Text provided:
__________
# Chicago, IL "Doc" 10 month old male, amputee



## Chicagocanine (Aug 7, 2008)

From the rescue's website:
http://www.chicagocaninerescue.org/ 

"Doc is a handsome 10 month old German Shepherd that was rescued by CCRF from Chicago's Animal Care and Control. He was found as a stray, and he was in pretty bad shape: Doc was incredibly skinny and very weak, and he was also covered in a lot of surface wounds. The worst of it, though, was that both of Doc's front legs were broken. While one leg healed very well, the other did not and was causing him a lot of pain, so it was amputated.

Despite all that this beautiful guy has been through, Doc gets along great! He has very little trouble walking, though there are a few miscalculated steps here and there. Doc is very, very affectionate, and he's content with some head scratches, belly rubs, and a toy. Doc does not really like other dogs, though, so he needs to be the only dog in the household.

Doc would love a foster or forever home to finish the healing process off in! If you're interested in adopting or fostering this distinguished boy, please submit an application on our website at http://www.chicagocaninerescue.com!"


----------



## GSDTrain (Apr 21, 2008)

handsome boy...hope he finds a good home


----------



## Karin (Jan 4, 2008)

Awww.... look at that sweet and happy face!


----------



## Sean Rescue Mom (Jan 24, 2004)

What a sweetie, he's a youngster so hopefully someone will open their heart to this boy.


----------
__________
Box coordinate listings:
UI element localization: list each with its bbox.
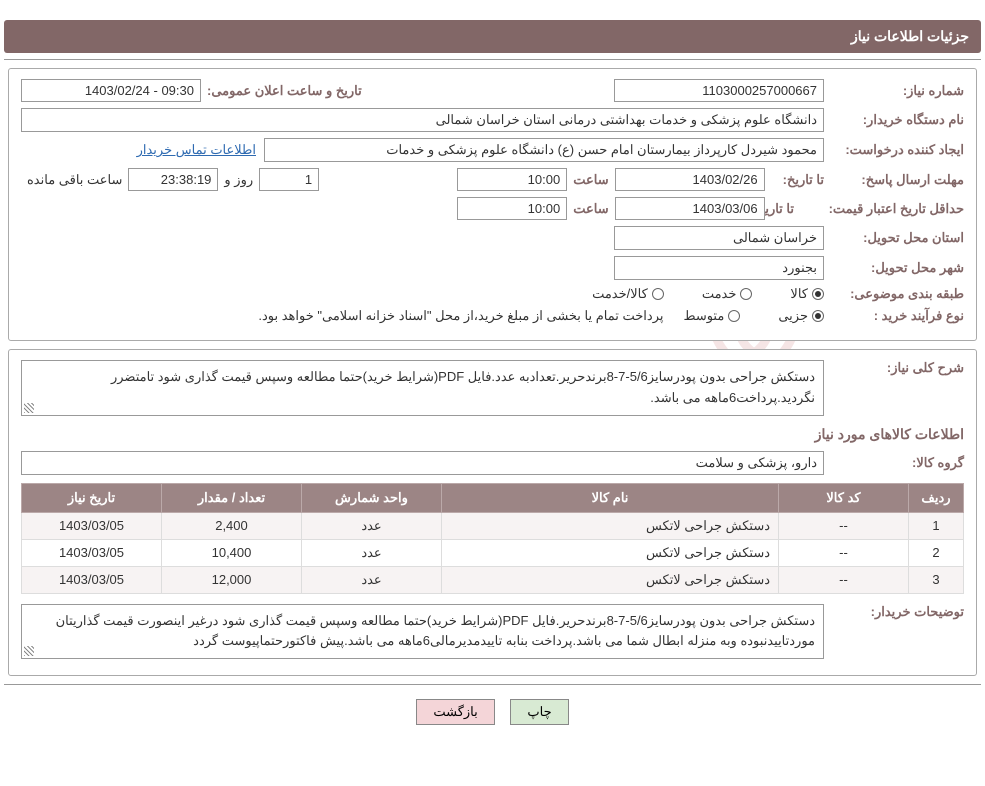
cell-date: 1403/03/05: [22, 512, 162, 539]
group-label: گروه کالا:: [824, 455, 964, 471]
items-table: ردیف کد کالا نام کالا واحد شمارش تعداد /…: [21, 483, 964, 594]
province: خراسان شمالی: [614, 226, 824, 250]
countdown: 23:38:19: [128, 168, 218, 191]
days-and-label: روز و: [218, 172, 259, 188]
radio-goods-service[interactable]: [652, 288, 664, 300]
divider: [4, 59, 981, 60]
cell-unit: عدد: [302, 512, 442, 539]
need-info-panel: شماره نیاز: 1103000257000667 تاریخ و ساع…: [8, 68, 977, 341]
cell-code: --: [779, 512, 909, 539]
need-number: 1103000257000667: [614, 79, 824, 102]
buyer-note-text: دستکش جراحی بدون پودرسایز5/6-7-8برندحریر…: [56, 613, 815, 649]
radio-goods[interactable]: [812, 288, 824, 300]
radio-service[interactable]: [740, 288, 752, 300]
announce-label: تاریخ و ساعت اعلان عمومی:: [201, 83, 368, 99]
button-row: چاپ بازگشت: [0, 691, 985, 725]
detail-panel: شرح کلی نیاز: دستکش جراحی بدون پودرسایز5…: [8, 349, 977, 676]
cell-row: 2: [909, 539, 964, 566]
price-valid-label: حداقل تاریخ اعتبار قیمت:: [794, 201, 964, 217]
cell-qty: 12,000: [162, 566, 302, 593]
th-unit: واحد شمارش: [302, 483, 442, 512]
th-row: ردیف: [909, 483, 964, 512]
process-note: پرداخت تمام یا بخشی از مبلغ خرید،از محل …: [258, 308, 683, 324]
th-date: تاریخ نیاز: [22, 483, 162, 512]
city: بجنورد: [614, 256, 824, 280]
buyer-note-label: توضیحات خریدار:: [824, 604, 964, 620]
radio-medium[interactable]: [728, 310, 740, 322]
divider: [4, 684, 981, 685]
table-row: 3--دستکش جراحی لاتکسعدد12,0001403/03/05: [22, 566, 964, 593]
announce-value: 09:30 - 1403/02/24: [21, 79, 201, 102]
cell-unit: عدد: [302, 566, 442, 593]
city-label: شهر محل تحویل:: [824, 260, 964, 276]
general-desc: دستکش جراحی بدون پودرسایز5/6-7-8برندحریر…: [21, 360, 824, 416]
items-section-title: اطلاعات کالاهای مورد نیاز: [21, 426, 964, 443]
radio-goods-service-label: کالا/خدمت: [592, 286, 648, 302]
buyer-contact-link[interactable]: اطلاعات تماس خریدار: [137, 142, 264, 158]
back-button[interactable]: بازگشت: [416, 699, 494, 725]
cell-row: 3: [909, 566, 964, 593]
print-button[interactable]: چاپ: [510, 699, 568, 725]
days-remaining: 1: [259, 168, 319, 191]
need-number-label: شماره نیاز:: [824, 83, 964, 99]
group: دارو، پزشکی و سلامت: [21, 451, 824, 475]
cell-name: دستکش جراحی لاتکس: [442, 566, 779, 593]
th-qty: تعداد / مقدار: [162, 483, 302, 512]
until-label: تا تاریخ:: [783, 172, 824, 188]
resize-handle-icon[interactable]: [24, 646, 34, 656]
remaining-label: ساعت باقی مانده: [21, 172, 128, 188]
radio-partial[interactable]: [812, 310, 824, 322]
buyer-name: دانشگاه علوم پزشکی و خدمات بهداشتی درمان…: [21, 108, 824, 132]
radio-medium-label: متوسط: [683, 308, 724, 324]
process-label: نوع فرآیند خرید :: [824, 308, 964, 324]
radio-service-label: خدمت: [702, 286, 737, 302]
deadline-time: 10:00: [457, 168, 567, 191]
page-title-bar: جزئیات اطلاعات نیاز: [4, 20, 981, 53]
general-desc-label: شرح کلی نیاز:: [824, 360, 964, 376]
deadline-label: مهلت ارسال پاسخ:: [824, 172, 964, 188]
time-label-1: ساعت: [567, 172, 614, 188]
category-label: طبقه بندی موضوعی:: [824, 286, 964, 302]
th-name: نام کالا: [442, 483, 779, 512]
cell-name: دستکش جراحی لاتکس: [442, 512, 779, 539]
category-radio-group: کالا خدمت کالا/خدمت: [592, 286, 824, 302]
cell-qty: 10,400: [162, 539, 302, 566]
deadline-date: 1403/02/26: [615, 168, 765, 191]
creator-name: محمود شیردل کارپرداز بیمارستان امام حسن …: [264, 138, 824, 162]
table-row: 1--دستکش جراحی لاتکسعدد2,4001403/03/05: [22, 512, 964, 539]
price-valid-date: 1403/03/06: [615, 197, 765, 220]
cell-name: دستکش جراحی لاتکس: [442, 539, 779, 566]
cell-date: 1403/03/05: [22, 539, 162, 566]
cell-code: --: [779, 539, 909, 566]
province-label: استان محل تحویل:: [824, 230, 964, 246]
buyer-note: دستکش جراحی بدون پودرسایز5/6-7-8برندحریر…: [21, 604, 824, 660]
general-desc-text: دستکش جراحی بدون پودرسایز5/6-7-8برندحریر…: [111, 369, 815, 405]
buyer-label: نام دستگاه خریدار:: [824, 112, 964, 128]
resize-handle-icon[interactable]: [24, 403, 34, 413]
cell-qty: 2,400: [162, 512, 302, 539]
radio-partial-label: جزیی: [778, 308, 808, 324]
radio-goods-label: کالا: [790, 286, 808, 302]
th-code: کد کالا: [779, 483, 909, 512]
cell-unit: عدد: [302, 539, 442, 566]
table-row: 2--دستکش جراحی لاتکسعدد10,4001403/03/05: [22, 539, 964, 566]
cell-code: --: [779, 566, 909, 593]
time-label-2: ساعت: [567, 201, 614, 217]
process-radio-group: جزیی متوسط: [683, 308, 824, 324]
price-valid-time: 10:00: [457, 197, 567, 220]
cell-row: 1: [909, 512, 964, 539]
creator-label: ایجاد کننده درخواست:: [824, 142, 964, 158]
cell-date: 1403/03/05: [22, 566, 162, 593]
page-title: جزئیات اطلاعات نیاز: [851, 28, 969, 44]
__________
Actions to take:
**A)** Answer each question from the thread about Doc.
(i) How old is Doc?
(ii) From where did CCRF rescue Doc?
(iii) What condition must Doc's household meet?
**B)** Write out the passage of the thread about Doc starting at "Despite all that" and ending at "in the household.".
Nothing here depends on the lines of the box coordinate listings.

Solutions to each task:
**A)**
(i) He is 10 months old.
(ii) Chicago's Animal Care and Control.
(iii) He needs to be the only dog in the household.

**B)**
Despite all that this beautiful guy has been through, Doc gets along great! He has very little trouble walking, though there are a few miscalculated steps here and there. Doc is very, very affectionate, and he's content with some head scratches, belly rubs, and a toy. Doc does not really like other dogs, though, so he needs to be the only dog in the household.